--- Start Record set ---

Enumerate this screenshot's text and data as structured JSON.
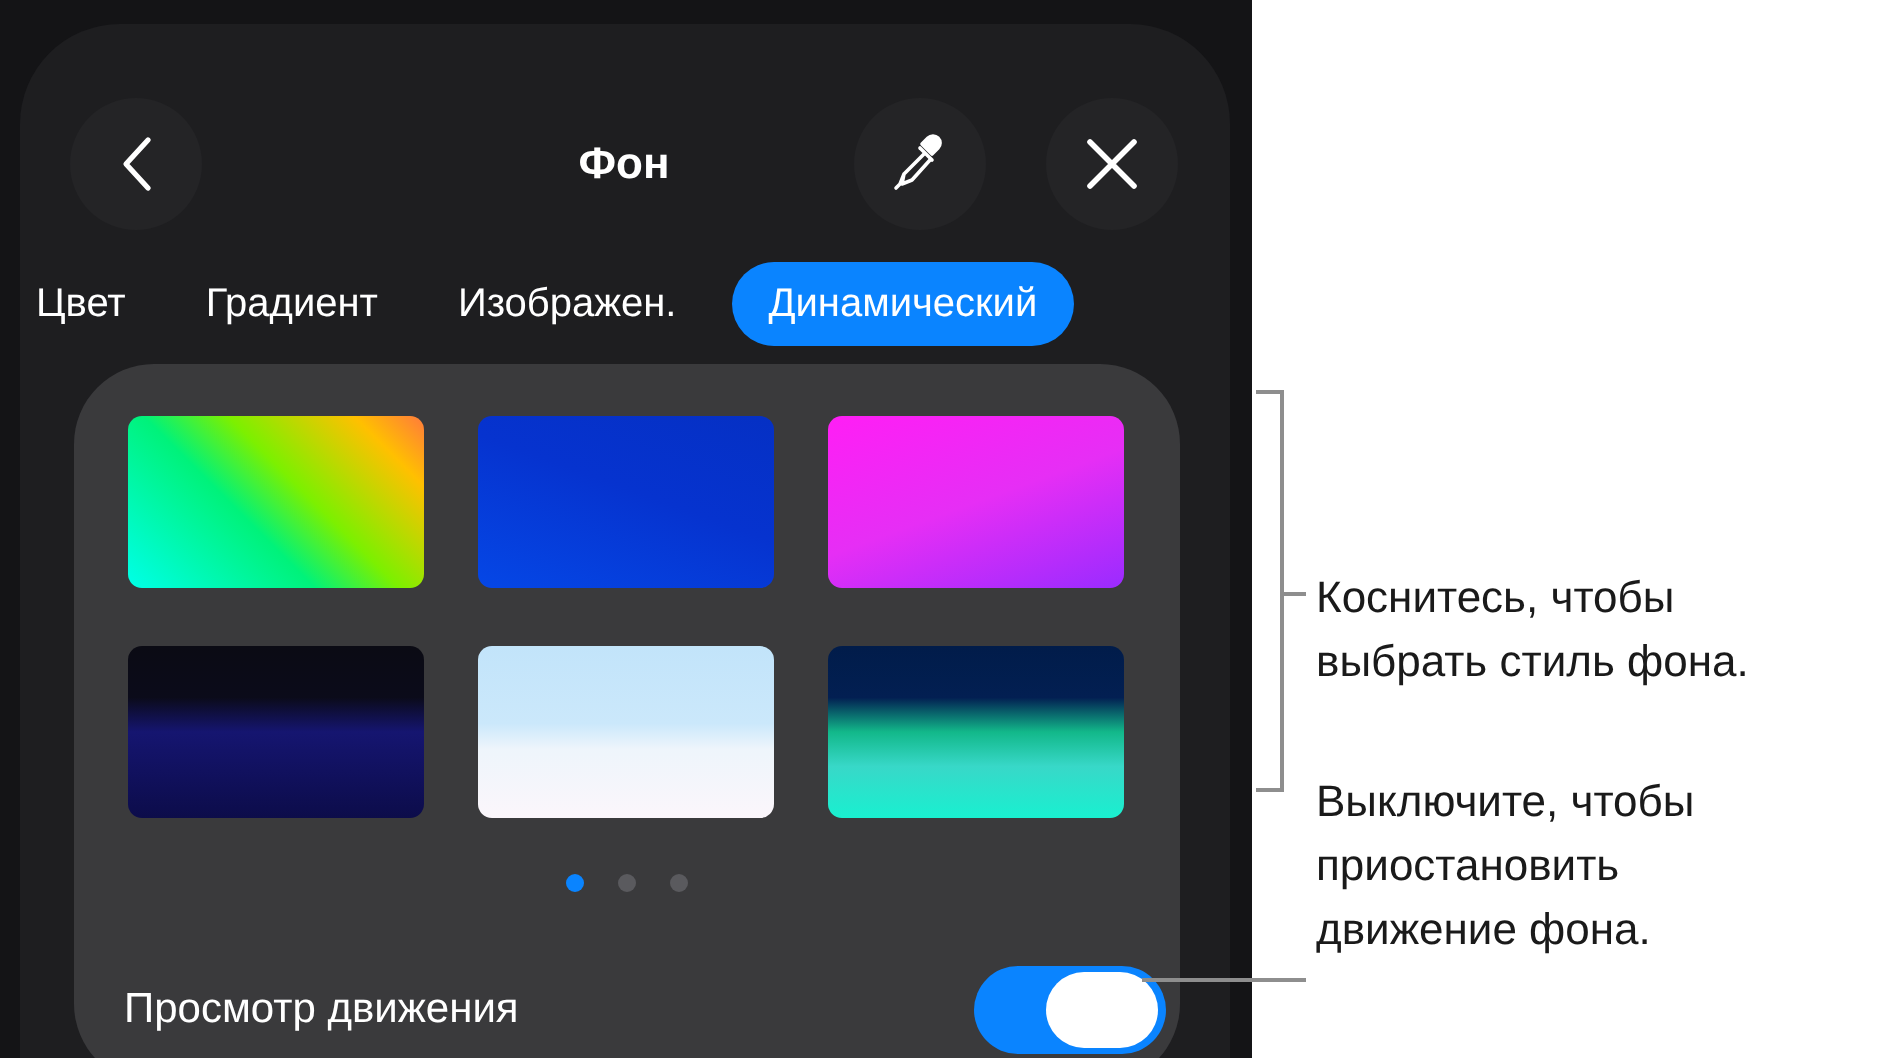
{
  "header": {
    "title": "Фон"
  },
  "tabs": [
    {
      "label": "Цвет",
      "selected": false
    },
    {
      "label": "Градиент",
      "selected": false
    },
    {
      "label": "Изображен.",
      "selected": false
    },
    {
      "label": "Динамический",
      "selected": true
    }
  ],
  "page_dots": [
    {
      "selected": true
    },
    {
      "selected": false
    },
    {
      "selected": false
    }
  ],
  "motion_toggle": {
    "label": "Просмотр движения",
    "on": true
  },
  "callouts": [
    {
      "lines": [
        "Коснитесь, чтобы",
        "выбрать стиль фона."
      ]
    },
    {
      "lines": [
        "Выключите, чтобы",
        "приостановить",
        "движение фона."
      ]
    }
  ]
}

--- End Record set ---

Repeat the material above in full and unchanged, minus its images.

Enumerate this screenshot's text and data as structured JSON.
{
  "header": {
    "title": "Фон"
  },
  "tabs": [
    {
      "label": "Цвет",
      "selected": false
    },
    {
      "label": "Градиент",
      "selected": false
    },
    {
      "label": "Изображен.",
      "selected": false
    },
    {
      "label": "Динамический",
      "selected": true
    }
  ],
  "page_dots": [
    {
      "selected": true
    },
    {
      "selected": false
    },
    {
      "selected": false
    }
  ],
  "motion_toggle": {
    "label": "Просмотр движения",
    "on": true
  },
  "callouts": [
    {
      "lines": [
        "Коснитесь, чтобы",
        "выбрать стиль фона."
      ]
    },
    {
      "lines": [
        "Выключите, чтобы",
        "приостановить",
        "движение фона."
      ]
    }
  ]
}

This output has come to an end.